§ **Material**:
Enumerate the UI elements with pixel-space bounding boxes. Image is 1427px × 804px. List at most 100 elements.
==
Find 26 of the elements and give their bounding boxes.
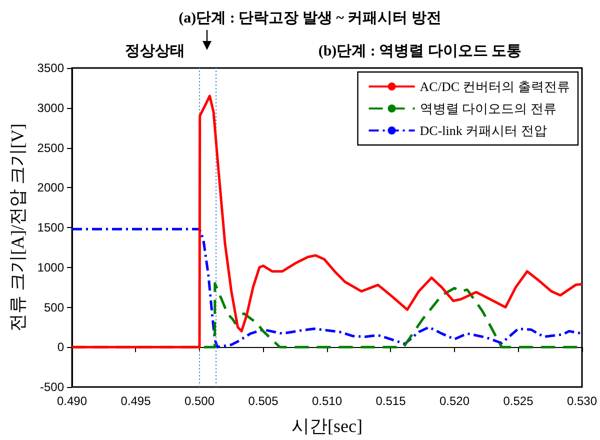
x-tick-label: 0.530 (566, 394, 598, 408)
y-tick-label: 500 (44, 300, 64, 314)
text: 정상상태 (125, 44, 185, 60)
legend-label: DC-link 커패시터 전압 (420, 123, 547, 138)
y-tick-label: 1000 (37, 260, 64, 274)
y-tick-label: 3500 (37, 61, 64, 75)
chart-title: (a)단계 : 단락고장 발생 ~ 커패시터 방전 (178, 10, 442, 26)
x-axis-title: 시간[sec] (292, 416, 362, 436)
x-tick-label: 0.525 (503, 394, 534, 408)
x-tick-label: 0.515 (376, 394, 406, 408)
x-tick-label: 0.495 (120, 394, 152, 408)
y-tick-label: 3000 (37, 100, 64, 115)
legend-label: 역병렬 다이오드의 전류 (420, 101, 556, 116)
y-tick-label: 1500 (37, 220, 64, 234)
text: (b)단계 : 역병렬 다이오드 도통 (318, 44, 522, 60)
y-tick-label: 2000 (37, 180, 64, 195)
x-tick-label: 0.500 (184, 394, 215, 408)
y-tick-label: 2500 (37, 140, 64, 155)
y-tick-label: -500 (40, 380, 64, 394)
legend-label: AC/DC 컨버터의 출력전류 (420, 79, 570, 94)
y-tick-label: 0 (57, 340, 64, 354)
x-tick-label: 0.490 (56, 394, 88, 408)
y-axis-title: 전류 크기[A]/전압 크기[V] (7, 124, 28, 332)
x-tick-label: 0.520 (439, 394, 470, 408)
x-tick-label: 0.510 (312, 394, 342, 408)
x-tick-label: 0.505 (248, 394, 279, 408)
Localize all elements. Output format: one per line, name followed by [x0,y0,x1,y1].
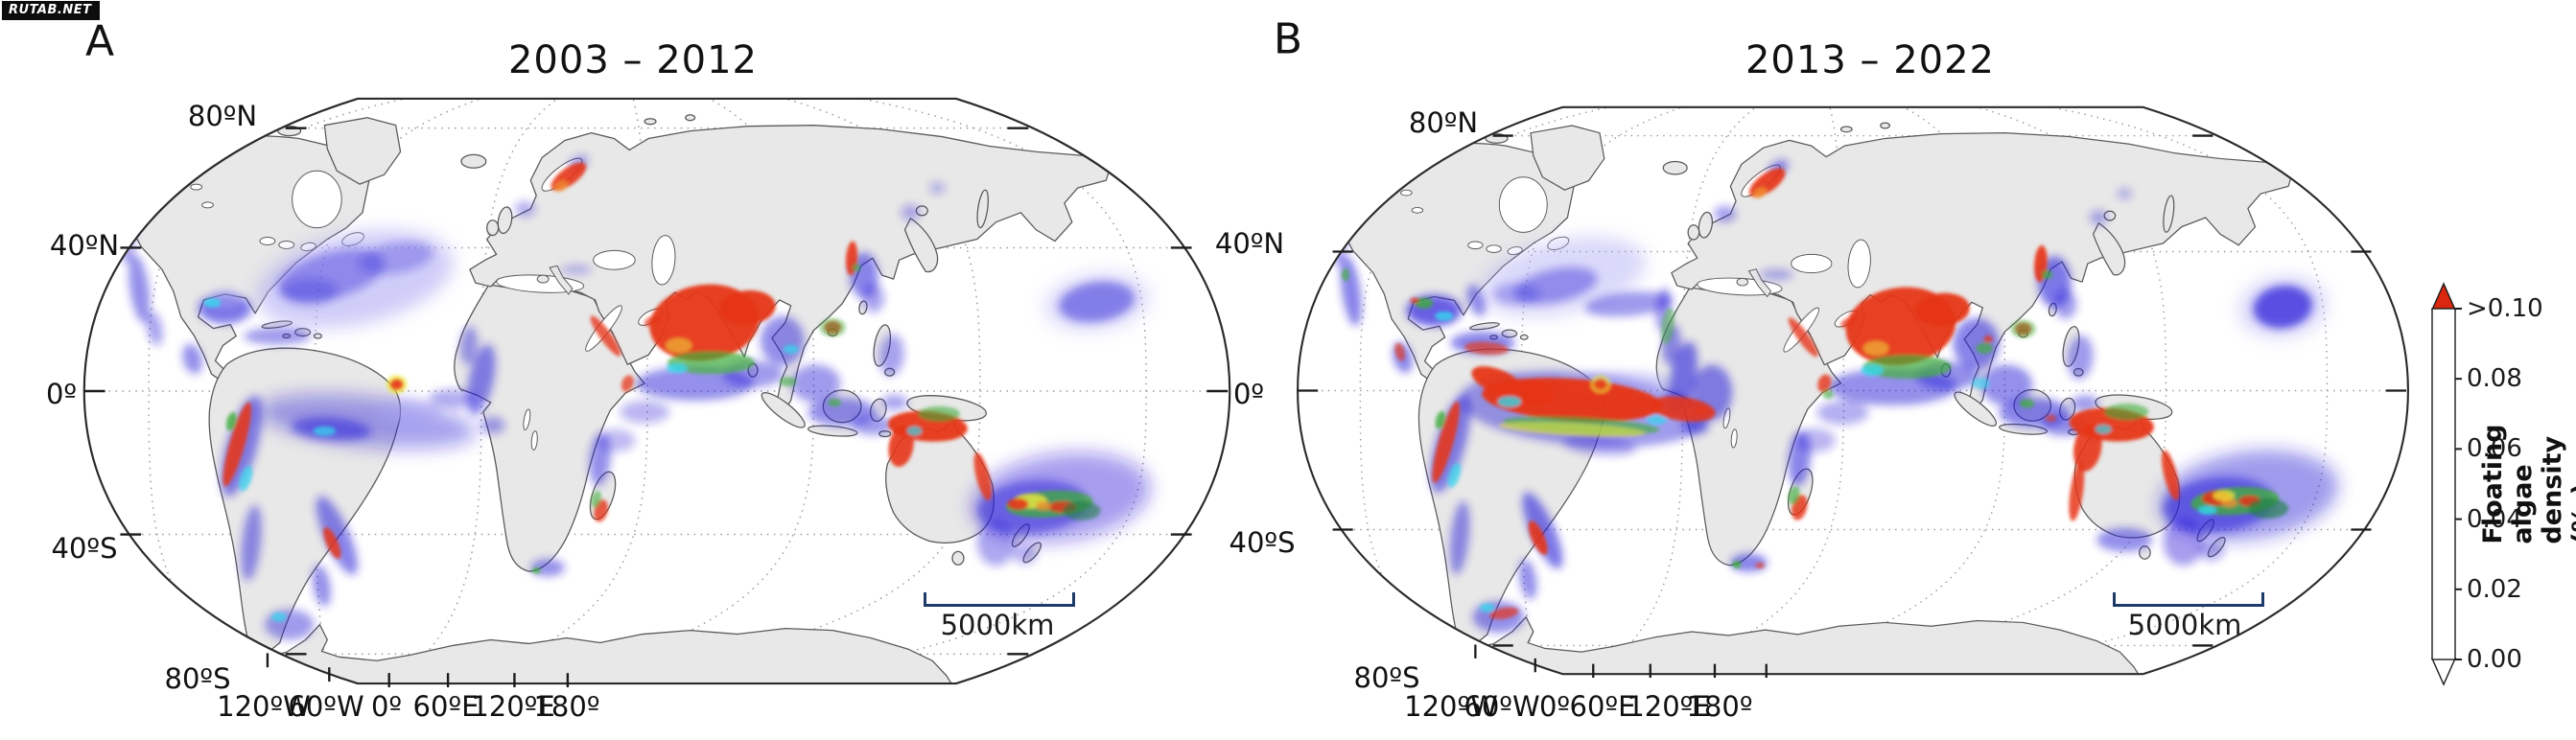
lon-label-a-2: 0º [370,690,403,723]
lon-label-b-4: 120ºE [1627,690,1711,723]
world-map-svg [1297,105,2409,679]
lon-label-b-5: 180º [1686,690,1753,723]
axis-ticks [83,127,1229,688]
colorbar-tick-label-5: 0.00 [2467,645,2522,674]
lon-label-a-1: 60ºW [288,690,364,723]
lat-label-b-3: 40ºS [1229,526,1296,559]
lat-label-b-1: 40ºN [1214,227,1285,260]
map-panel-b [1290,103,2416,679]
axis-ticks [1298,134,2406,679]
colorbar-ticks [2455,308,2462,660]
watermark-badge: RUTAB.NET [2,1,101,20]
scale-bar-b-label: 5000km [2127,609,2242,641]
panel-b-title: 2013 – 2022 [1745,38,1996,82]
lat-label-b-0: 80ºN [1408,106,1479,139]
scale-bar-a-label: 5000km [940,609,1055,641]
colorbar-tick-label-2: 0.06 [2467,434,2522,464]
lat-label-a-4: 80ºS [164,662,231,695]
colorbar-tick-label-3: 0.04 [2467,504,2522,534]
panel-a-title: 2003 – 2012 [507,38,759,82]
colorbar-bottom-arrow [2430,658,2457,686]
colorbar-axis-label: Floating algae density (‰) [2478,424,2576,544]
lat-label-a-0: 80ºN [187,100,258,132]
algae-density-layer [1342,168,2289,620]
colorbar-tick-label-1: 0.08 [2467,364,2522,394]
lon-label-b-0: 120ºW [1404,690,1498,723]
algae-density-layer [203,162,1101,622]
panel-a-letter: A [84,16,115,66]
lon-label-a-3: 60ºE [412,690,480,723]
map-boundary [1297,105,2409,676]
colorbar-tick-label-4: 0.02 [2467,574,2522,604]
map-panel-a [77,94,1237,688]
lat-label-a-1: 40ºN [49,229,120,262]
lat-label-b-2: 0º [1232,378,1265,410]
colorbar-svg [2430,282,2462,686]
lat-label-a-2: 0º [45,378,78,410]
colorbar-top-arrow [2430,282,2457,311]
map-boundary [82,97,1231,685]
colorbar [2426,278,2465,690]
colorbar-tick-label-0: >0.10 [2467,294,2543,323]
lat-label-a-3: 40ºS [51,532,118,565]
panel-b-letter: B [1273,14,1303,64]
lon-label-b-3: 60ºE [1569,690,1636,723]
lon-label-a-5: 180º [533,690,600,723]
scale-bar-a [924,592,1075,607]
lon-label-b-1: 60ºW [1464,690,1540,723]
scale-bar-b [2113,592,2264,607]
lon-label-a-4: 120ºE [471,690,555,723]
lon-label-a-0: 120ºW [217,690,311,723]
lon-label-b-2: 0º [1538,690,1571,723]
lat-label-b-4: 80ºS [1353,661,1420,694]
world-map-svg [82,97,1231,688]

§ **What this task involves**:
Retype the rows above word for word, beginning at the line that contains "Localize all elements." and stopping after the line that contains "colorbar-tick-label-3: 0.04 [2467,504,2522,534]". Omit the picture from your answer.

§ **Exercise response**:
Localize all elements. Output format: one per line, name followed by [x0,y0,x1,y1].
lon-label-a-2: 0º [370,690,403,723]
lon-label-b-4: 120ºE [1627,690,1711,723]
world-map-svg [1297,105,2409,679]
lon-label-b-5: 180º [1686,690,1753,723]
axis-ticks [83,127,1229,688]
colorbar-tick-label-5: 0.00 [2467,645,2522,674]
lon-label-a-1: 60ºW [288,690,364,723]
lat-label-b-3: 40ºS [1229,526,1296,559]
lat-label-b-1: 40ºN [1214,227,1285,260]
map-panel-b [1290,103,2416,679]
axis-ticks [1298,134,2406,679]
colorbar-ticks [2455,308,2462,660]
watermark-badge: RUTAB.NET [2,1,101,20]
scale-bar-b-label: 5000km [2127,609,2242,641]
panel-b-title: 2013 – 2022 [1745,38,1996,82]
lat-label-b-0: 80ºN [1408,106,1479,139]
scale-bar-a-label: 5000km [940,609,1055,641]
colorbar-tick-label-2: 0.06 [2467,434,2522,464]
lat-label-a-4: 80ºS [164,662,231,695]
colorbar-tick-label-3: 0.04 [2467,504,2522,534]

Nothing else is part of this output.